Leave out pictures; repeat exactly the lines from the "Give me a plain-text" line through the last of the data below.
######
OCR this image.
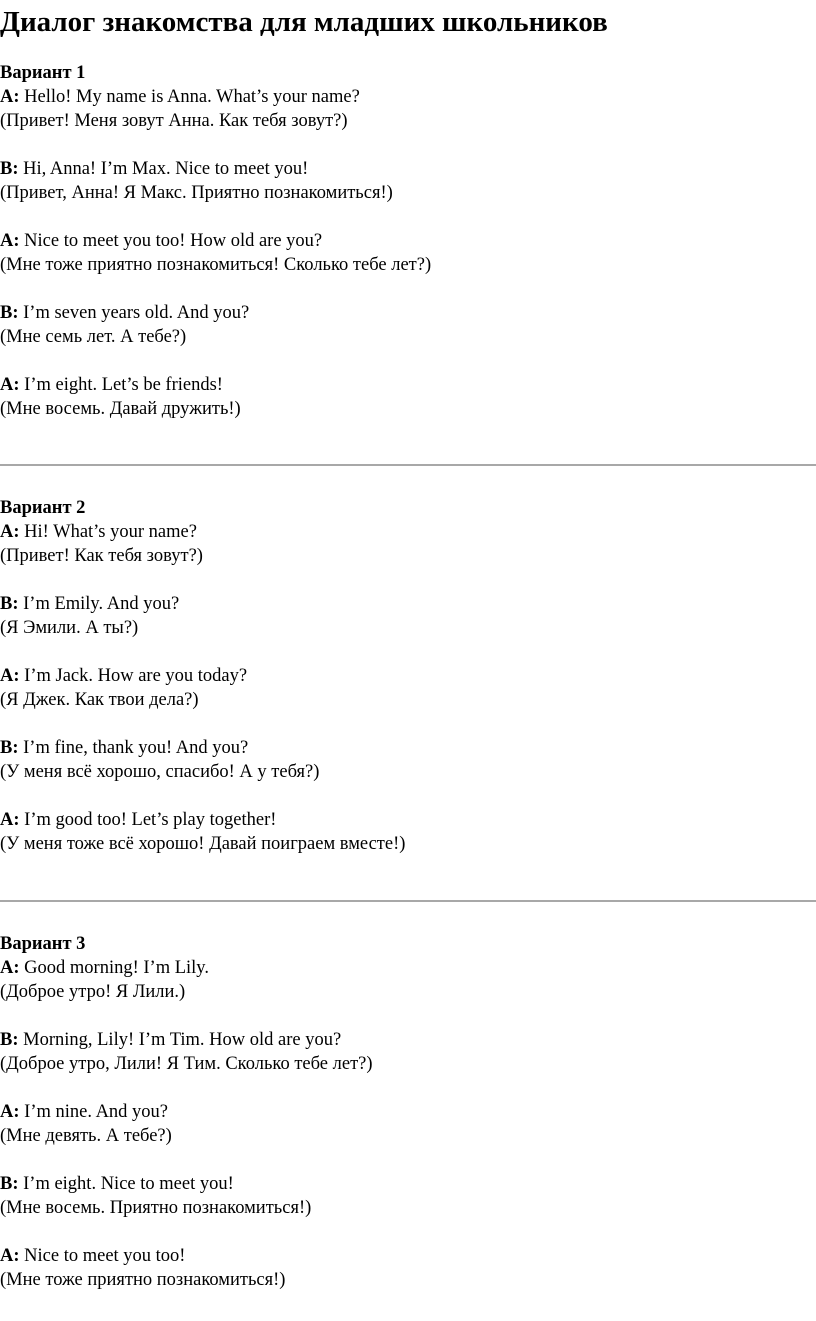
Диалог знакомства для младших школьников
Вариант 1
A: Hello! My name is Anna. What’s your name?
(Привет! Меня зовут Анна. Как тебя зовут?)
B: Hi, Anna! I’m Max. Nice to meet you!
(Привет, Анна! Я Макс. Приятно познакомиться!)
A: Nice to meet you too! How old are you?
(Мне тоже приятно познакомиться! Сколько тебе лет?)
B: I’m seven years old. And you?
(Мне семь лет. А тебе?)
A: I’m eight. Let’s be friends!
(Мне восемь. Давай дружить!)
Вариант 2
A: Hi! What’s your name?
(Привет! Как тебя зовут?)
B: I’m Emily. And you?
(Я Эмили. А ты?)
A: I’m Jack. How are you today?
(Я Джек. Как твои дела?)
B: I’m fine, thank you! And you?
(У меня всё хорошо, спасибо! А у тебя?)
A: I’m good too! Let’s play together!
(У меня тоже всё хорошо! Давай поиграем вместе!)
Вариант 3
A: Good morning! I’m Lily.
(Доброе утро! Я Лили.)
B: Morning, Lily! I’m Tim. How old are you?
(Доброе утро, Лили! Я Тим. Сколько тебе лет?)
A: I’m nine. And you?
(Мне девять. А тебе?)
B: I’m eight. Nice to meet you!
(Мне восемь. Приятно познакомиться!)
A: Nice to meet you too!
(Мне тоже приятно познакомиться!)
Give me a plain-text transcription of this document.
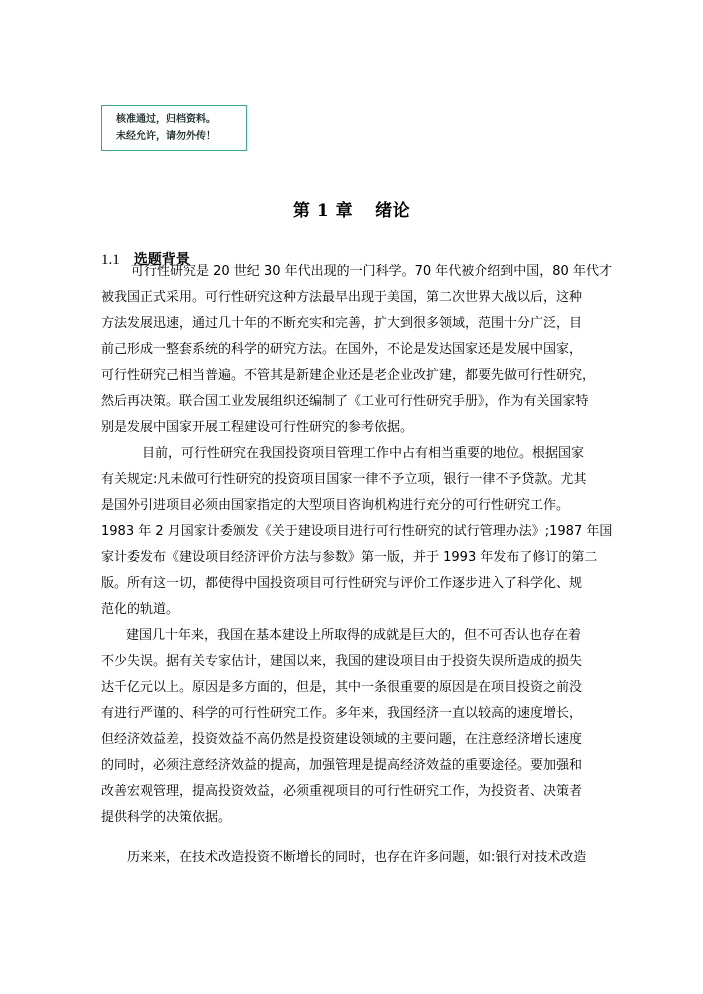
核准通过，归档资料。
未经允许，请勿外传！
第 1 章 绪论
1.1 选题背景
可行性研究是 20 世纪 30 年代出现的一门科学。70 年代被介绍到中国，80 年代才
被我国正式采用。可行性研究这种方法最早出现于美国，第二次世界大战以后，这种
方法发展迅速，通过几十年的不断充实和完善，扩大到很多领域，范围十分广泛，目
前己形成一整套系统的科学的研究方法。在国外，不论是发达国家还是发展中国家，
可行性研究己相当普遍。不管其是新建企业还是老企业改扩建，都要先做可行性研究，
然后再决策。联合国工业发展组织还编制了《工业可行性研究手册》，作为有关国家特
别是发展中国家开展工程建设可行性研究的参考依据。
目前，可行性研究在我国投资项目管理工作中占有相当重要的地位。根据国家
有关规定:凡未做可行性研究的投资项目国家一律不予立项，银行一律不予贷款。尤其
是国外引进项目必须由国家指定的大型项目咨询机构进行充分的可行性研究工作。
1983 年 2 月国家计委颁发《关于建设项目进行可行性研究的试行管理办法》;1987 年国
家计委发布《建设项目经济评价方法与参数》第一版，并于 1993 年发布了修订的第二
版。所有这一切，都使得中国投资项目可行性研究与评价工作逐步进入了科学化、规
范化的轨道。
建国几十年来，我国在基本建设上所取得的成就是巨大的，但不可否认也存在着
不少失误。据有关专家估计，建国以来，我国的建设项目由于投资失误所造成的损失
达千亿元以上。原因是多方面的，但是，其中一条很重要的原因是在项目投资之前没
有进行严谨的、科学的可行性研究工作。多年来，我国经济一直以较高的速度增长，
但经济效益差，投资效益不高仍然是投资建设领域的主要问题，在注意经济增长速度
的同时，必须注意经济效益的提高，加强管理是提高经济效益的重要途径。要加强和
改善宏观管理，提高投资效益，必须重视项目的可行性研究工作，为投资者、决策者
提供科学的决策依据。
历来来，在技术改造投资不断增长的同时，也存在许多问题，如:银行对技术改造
######
> **Answer**
Give me a plain-text transcription of this document.
核准通过，归档资料。
未经允许，请勿外传！
第 1 章 绪论
1.1 选题背景
可行性研究是 20 世纪 30 年代出现的一门科学。70 年代被介绍到中国，80 年代才
被我国正式采用。可行性研究这种方法最早出现于美国，第二次世界大战以后，这种
方法发展迅速，通过几十年的不断充实和完善，扩大到很多领域，范围十分广泛，目
前己形成一整套系统的科学的研究方法。在国外，不论是发达国家还是发展中国家，
可行性研究己相当普遍。不管其是新建企业还是老企业改扩建，都要先做可行性研究，
然后再决策。联合国工业发展组织还编制了《工业可行性研究手册》，作为有关国家特
别是发展中国家开展工程建设可行性研究的参考依据。
目前，可行性研究在我国投资项目管理工作中占有相当重要的地位。根据国家
有关规定:凡未做可行性研究的投资项目国家一律不予立项，银行一律不予贷款。尤其
是国外引进项目必须由国家指定的大型项目咨询机构进行充分的可行性研究工作。
1983 年 2 月国家计委颁发《关于建设项目进行可行性研究的试行管理办法》;1987 年国
家计委发布《建设项目经济评价方法与参数》第一版，并于 1993 年发布了修订的第二
版。所有这一切，都使得中国投资项目可行性研究与评价工作逐步进入了科学化、规
范化的轨道。
建国几十年来，我国在基本建设上所取得的成就是巨大的，但不可否认也存在着
不少失误。据有关专家估计，建国以来，我国的建设项目由于投资失误所造成的损失
达千亿元以上。原因是多方面的，但是，其中一条很重要的原因是在项目投资之前没
有进行严谨的、科学的可行性研究工作。多年来，我国经济一直以较高的速度增长，
但经济效益差，投资效益不高仍然是投资建设领域的主要问题，在注意经济增长速度
的同时，必须注意经济效益的提高，加强管理是提高经济效益的重要途径。要加强和
改善宏观管理，提高投资效益，必须重视项目的可行性研究工作，为投资者、决策者
提供科学的决策依据。
历来来，在技术改造投资不断增长的同时，也存在许多问题，如:银行对技术改造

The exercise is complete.